What needs to be done: Look through the data below. Show each line where the string "autora" occurs.

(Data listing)
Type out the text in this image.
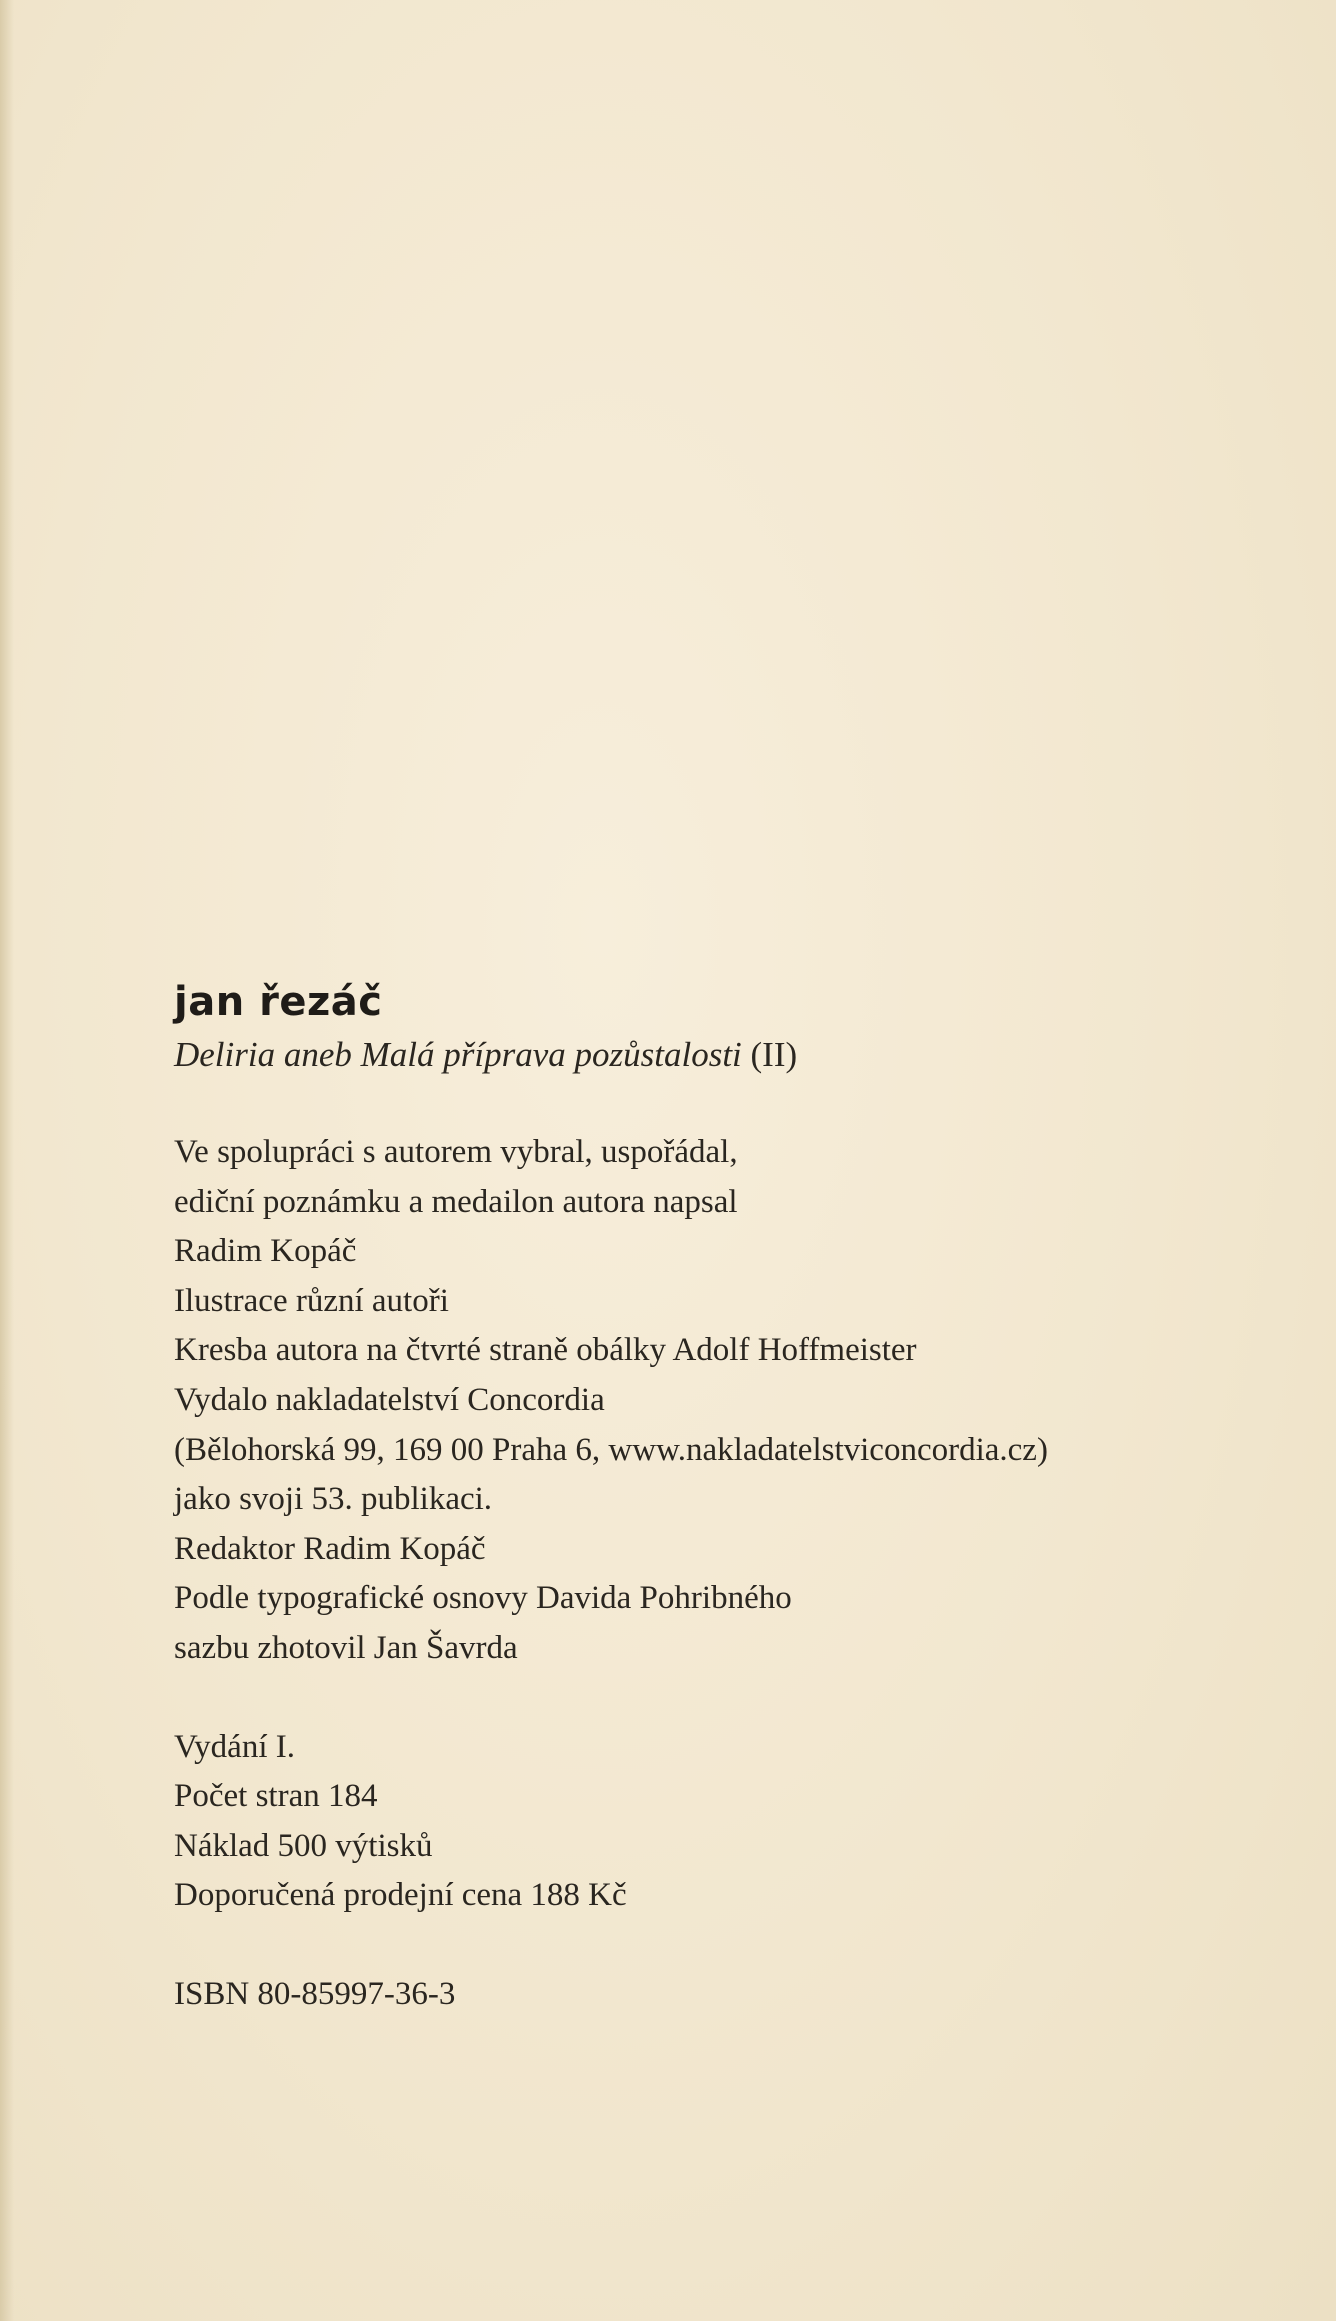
jan řezáč

Deliria aneb Malá příprava pozůstalosti (II)

Ve spolupráci s autorem vybral, uspořádal,
ediční poznámku a medailon autora napsal
Radim Kopáč
Ilustrace různí autoři
Kresba autora na čtvrté straně obálky Adolf Hoffmeister
Vydalo nakladatelství Concordia
(Bělohorská 99, 169 00 Praha 6, www.nakladatelstviconcordia.cz)
jako svoji 53. publikaci.
Redaktor Radim Kopáč
Podle typografické osnovy Davida Pohribného
sazbu zhotovil Jan Šavrda
Vydání I.
Počet stran 184
Náklad 500 výtisků
Doporučená prodejní cena 188 Kč
ISBN 80-85997-36-3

Answer:
ediční poznámku a medailon autora napsal
Kresba autora na čtvrté straně obálky Adolf Hoffmeister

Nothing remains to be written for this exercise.